Su una chat che si occupa di Digitale – Etica – Democrazia ho letto un post di Giorgio Ardito che ritengo significativo riproporre.

Svezia, il prezzo sociale (che grava sui più poveri) dell’economia senza contanti
La transizione verso la cashless society, in Svezia, è quasi completata. Ma, se per la maggior parte dei cittadini, la digitalizzazione dei pagamenti è una soluzione rapida e conveniente, per chi è costretto a dipendere dai contanti la vita sta diventando sempre più complicata.
La transizione verso un’economia senza contanti è un fenomeno globale, ma in Svezia il passaggio è quasi completo. E, adesso, mostra anche le sue criticità. Dal 2007 ad oggi, la quantità di denaro contante in circolazione è diminuita del 50%, secondo i dati della Banca di Svezia. Questo cambiamento è stato favorito dalle leggi nazionali e da una cultura fortemente orientata verso la tecnologia.

Dati grezzi ::
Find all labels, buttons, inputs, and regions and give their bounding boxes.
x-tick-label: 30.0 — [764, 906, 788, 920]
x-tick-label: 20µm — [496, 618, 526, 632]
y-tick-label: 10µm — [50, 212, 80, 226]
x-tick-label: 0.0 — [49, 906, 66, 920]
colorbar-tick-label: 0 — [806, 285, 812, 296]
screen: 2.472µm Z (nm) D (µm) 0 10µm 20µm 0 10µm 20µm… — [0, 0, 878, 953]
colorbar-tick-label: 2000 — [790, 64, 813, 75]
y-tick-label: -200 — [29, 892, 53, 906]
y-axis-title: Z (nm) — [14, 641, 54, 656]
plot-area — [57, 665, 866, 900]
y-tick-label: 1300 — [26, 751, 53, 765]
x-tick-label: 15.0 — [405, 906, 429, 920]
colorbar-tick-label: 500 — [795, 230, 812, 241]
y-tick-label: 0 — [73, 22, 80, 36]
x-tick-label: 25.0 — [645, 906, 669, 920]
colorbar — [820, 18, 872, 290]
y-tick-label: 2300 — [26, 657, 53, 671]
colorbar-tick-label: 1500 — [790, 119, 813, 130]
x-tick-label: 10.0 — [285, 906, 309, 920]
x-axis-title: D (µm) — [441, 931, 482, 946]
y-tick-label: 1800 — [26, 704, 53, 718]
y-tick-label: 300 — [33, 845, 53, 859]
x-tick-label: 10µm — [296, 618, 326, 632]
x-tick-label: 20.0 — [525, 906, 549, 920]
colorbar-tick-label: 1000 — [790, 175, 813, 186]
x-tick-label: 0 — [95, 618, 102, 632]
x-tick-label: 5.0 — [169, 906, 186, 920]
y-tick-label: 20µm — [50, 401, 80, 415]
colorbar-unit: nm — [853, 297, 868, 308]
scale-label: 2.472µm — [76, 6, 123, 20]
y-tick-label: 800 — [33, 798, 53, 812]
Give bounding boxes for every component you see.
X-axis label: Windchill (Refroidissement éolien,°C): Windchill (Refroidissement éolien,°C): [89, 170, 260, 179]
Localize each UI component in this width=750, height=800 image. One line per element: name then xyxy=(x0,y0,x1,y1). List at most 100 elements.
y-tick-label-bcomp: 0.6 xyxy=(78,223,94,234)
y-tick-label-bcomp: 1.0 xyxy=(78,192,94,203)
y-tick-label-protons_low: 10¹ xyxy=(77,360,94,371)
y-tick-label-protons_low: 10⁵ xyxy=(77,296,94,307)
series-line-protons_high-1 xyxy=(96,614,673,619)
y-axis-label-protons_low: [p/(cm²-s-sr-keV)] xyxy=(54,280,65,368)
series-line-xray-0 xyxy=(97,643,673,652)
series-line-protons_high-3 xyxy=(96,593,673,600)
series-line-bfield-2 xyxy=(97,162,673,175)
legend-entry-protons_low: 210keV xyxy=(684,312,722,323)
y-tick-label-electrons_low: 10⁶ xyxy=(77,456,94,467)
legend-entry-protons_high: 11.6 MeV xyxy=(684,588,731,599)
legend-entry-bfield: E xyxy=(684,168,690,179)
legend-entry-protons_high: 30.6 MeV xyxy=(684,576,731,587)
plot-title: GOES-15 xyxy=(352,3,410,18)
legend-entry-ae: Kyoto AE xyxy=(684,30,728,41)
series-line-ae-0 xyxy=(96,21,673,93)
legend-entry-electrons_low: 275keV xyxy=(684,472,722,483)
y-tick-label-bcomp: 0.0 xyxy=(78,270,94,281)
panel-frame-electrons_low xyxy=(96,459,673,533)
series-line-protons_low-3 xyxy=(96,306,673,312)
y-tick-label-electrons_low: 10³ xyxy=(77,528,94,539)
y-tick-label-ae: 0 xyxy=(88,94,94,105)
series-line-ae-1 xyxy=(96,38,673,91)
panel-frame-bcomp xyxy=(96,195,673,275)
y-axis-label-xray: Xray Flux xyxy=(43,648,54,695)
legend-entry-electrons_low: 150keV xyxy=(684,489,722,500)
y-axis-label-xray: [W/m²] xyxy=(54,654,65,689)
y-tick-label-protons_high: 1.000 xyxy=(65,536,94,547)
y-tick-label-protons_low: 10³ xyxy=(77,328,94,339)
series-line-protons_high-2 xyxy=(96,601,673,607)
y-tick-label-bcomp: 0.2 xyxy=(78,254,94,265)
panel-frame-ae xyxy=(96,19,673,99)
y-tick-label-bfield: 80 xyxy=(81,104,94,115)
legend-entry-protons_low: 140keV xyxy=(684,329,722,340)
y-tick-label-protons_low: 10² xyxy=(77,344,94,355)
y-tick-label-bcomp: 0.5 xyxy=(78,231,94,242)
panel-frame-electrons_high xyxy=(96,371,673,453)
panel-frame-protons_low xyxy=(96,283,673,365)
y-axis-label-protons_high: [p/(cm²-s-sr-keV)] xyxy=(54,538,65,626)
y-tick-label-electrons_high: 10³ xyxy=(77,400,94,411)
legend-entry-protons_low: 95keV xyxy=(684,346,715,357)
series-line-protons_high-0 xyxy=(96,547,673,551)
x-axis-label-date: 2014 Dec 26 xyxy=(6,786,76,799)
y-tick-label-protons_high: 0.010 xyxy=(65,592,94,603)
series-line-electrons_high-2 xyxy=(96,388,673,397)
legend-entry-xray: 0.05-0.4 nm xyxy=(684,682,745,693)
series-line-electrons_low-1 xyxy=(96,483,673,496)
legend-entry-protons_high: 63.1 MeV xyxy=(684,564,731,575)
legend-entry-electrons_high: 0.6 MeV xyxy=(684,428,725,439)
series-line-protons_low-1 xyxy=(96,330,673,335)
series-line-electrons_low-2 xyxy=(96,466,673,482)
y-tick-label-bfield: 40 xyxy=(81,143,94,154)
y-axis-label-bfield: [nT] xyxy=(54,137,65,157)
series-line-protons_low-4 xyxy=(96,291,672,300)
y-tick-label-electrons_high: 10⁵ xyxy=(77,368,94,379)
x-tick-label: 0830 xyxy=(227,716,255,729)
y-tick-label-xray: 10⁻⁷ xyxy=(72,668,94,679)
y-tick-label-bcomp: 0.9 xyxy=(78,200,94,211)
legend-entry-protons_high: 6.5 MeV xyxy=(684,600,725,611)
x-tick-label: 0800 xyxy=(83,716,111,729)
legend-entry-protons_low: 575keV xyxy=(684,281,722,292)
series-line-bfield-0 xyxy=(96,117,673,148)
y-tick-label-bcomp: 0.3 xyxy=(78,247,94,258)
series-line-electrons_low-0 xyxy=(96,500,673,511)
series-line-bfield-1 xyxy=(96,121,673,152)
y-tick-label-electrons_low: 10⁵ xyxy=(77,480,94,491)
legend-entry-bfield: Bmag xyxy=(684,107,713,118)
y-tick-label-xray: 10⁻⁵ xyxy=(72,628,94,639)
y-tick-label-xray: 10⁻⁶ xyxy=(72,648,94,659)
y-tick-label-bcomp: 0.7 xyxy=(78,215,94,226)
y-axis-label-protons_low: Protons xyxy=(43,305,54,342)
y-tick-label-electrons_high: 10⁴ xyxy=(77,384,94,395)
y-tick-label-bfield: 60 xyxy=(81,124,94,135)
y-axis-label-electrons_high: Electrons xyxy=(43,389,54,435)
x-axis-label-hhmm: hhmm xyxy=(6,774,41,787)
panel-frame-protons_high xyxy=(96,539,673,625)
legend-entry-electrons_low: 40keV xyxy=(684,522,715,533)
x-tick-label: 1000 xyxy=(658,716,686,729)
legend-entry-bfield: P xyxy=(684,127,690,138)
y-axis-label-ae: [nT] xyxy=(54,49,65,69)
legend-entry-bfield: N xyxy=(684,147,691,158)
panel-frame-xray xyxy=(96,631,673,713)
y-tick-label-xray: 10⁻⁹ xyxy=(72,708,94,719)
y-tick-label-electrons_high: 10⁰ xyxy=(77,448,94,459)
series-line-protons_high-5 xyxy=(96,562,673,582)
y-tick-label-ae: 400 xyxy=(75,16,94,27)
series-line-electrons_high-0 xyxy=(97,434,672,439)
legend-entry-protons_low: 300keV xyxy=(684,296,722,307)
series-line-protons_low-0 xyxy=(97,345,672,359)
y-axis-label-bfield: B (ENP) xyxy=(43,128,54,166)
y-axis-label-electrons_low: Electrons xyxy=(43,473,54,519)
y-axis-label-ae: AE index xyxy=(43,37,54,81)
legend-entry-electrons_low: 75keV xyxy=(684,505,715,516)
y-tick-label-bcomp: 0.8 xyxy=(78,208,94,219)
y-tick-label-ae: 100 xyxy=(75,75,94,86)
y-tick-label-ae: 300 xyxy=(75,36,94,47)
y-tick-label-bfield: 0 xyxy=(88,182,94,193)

Compiti da svolgere ::
1 – Secondo il testo sulla Svezia senza contanti, di quanto è diminuita la quantità di denaro contante in circolazione dal 2007?
2 – Prosegui il testo sulla Svezia senza contanti a partire dall'ultima frase.

Risposte in ordine ::
1 – Del 50%, secondo i dati della Banca di Svezia.

2 –
La normativa svedese pone al centro il principio di «libertà contrattuale»: permette alle imprese, incluse le banche, di decidere autonomamente se accettare contanti. Di conseguenza, trasporti pubblici, negozi e servizi spesso rifiutano il denaro fisico, e non esiste un modo per pagare le bollette in contanti.
L’accelerazione verso la cashless society è iniziata nel 2012 con l’introduzione dell’app di pagamento Swish, sviluppata da un consorzio di banche. Entro il 2017, gli svedesi utilizzavano meno contanti rispetto a qualsiasi altro paese europeo e, oggi, oltre l’80% della popolazione dispone di un account Swish.
Ma, se per la maggior parte dei cittadini, la digitalizzazione dei pagamenti rappresenta una soluzione rapida e conveniente, per chi è costretto a dipendere dai contanti, la vita sta diventando sempre più complicata.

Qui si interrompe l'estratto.